"""

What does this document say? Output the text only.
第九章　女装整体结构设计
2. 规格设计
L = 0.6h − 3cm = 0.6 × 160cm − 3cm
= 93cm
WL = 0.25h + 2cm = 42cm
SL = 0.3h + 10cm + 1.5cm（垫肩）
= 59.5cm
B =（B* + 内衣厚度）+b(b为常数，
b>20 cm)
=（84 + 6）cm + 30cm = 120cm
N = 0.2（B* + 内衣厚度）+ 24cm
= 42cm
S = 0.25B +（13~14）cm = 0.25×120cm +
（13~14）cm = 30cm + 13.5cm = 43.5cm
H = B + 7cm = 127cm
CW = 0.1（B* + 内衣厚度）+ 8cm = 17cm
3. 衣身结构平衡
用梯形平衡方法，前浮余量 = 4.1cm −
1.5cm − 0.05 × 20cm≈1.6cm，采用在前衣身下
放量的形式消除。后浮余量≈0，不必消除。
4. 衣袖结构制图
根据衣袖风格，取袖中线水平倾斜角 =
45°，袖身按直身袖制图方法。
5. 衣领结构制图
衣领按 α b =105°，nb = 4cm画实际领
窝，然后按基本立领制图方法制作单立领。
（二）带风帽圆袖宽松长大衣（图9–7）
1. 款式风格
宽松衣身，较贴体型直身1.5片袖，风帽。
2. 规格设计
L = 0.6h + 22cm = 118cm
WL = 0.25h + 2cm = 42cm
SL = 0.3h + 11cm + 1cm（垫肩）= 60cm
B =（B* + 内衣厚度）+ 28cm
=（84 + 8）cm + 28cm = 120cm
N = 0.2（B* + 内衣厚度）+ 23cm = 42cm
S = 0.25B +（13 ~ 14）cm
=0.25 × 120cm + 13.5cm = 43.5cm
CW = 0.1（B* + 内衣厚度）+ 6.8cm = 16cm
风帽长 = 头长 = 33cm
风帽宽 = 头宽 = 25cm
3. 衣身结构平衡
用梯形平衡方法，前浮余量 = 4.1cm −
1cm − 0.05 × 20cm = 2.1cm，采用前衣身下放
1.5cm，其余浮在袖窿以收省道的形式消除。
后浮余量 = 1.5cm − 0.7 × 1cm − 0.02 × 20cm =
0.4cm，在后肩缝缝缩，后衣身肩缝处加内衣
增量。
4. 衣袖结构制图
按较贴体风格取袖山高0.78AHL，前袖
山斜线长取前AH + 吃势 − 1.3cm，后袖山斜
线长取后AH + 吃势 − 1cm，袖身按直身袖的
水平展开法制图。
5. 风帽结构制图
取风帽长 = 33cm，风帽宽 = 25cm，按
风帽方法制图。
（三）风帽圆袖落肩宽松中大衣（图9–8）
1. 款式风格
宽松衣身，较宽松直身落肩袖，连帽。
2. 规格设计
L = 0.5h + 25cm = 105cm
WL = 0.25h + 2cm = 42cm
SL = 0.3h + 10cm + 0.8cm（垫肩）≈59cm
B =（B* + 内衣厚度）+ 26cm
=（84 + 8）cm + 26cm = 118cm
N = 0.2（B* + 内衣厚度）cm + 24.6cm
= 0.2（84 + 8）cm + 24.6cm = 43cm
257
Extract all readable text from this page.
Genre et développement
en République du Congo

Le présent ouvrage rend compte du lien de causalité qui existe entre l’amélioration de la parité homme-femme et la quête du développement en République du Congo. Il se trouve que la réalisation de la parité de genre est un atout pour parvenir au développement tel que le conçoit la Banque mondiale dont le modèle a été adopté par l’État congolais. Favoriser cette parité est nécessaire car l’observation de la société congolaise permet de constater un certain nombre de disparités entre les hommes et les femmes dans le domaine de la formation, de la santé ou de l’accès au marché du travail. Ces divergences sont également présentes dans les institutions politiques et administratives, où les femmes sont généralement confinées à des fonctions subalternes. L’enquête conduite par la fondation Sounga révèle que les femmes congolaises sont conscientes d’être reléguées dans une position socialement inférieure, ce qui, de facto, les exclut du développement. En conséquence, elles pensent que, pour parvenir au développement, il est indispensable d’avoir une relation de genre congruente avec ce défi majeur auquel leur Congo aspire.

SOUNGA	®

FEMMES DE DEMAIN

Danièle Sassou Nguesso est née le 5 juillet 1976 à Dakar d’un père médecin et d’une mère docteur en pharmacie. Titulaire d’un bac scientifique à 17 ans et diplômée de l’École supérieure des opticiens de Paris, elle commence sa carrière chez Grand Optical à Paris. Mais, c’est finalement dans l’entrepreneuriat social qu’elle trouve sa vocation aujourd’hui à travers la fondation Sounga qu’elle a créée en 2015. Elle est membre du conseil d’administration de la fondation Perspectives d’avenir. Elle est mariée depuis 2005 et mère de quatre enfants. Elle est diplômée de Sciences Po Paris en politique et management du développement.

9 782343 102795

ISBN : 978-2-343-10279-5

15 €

"""

▶ [The request] Without leaving anything out, give the entries again exactly.

▶ [Task response]
What does this document say? Output the text only.
第九章　女装整体结构设计
2. 规格设计
L = 0.6h − 3cm = 0.6 × 160cm − 3cm
= 93cm
WL = 0.25h + 2cm = 42cm
SL = 0.3h + 10cm + 1.5cm（垫肩）
= 59.5cm
B =（B* + 内衣厚度）+b(b为常数，
b>20 cm)
=（84 + 6）cm + 30cm = 120cm
N = 0.2（B* + 内衣厚度）+ 24cm
= 42cm
S = 0.25B +（13~14）cm = 0.25×120cm +
（13~14）cm = 30cm + 13.5cm = 43.5cm
H = B + 7cm = 127cm
CW = 0.1（B* + 内衣厚度）+ 8cm = 17cm
3. 衣身结构平衡
用梯形平衡方法，前浮余量 = 4.1cm −
1.5cm − 0.05 × 20cm≈1.6cm，采用在前衣身下
放量的形式消除。后浮余量≈0，不必消除。
4. 衣袖结构制图
根据衣袖风格，取袖中线水平倾斜角 =
45°，袖身按直身袖制图方法。
5. 衣领结构制图
衣领按 α b =105°，nb = 4cm画实际领
窝，然后按基本立领制图方法制作单立领。
（二）带风帽圆袖宽松长大衣（图9–7）
1. 款式风格
宽松衣身，较贴体型直身1.5片袖，风帽。
2. 规格设计
L = 0.6h + 22cm = 118cm
WL = 0.25h + 2cm = 42cm
SL = 0.3h + 11cm + 1cm（垫肩）= 60cm
B =（B* + 内衣厚度）+ 28cm
=（84 + 8）cm + 28cm = 120cm
N = 0.2（B* + 内衣厚度）+ 23cm = 42cm
S = 0.25B +（13 ~ 14）cm
=0.25 × 120cm + 13.5cm = 43.5cm
CW = 0.1（B* + 内衣厚度）+ 6.8cm = 16cm
风帽长 = 头长 = 33cm
风帽宽 = 头宽 = 25cm
3. 衣身结构平衡
用梯形平衡方法，前浮余量 = 4.1cm −
1cm − 0.05 × 20cm = 2.1cm，采用前衣身下放
1.5cm，其余浮在袖窿以收省道的形式消除。
后浮余量 = 1.5cm − 0.7 × 1cm − 0.02 × 20cm =
0.4cm，在后肩缝缝缩，后衣身肩缝处加内衣
增量。
4. 衣袖结构制图
按较贴体风格取袖山高0.78AHL，前袖
山斜线长取前AH + 吃势 − 1.3cm，后袖山斜
线长取后AH + 吃势 − 1cm，袖身按直身袖的
水平展开法制图。
5. 风帽结构制图
取风帽长 = 33cm，风帽宽 = 25cm，按
风帽方法制图。
（三）风帽圆袖落肩宽松中大衣（图9–8）
1. 款式风格
宽松衣身，较宽松直身落肩袖，连帽。
2. 规格设计
L = 0.5h + 25cm = 105cm
WL = 0.25h + 2cm = 42cm
SL = 0.3h + 10cm + 0.8cm（垫肩）≈59cm
B =（B* + 内衣厚度）+ 26cm
=（84 + 8）cm + 26cm = 118cm
N = 0.2（B* + 内衣厚度）cm + 24.6cm
= 0.2（84 + 8）cm + 24.6cm = 43cm
257
Extract all readable text from this page.
Genre et développement
en République du Congo

Le présent ouvrage rend compte du lien de causalité qui existe entre l’amélioration de la parité homme-femme et la quête du développement en République du Congo. Il se trouve que la réalisation de la parité de genre est un atout pour parvenir au développement tel que le conçoit la Banque mondiale dont le modèle a été adopté par l’État congolais. Favoriser cette parité est nécessaire car l’observation de la société congolaise permet de constater un certain nombre de disparités entre les hommes et les femmes dans le domaine de la formation, de la santé ou de l’accès au marché du travail. Ces divergences sont également présentes dans les institutions politiques et administratives, où les femmes sont généralement confinées à des fonctions subalternes. L’enquête conduite par la fondation Sounga révèle que les femmes congolaises sont conscientes d’être reléguées dans une position socialement inférieure, ce qui, de facto, les exclut du développement. En conséquence, elles pensent que, pour parvenir au développement, il est indispensable d’avoir une relation de genre congruente avec ce défi majeur auquel leur Congo aspire.

SOUNGA	®

FEMMES DE DEMAIN

Danièle Sassou Nguesso est née le 5 juillet 1976 à Dakar d’un père médecin et d’une mère docteur en pharmacie. Titulaire d’un bac scientifique à 17 ans et diplômée de l’École supérieure des opticiens de Paris, elle commence sa carrière chez Grand Optical à Paris. Mais, c’est finalement dans l’entrepreneuriat social qu’elle trouve sa vocation aujourd’hui à travers la fondation Sounga qu’elle a créée en 2015. Elle est membre du conseil d’administration de la fondation Perspectives d’avenir. Elle est mariée depuis 2005 et mère de quatre enfants. Elle est diplômée de Sciences Po Paris en politique et management du développement.

9 782343 102795

ISBN : 978-2-343-10279-5

15 €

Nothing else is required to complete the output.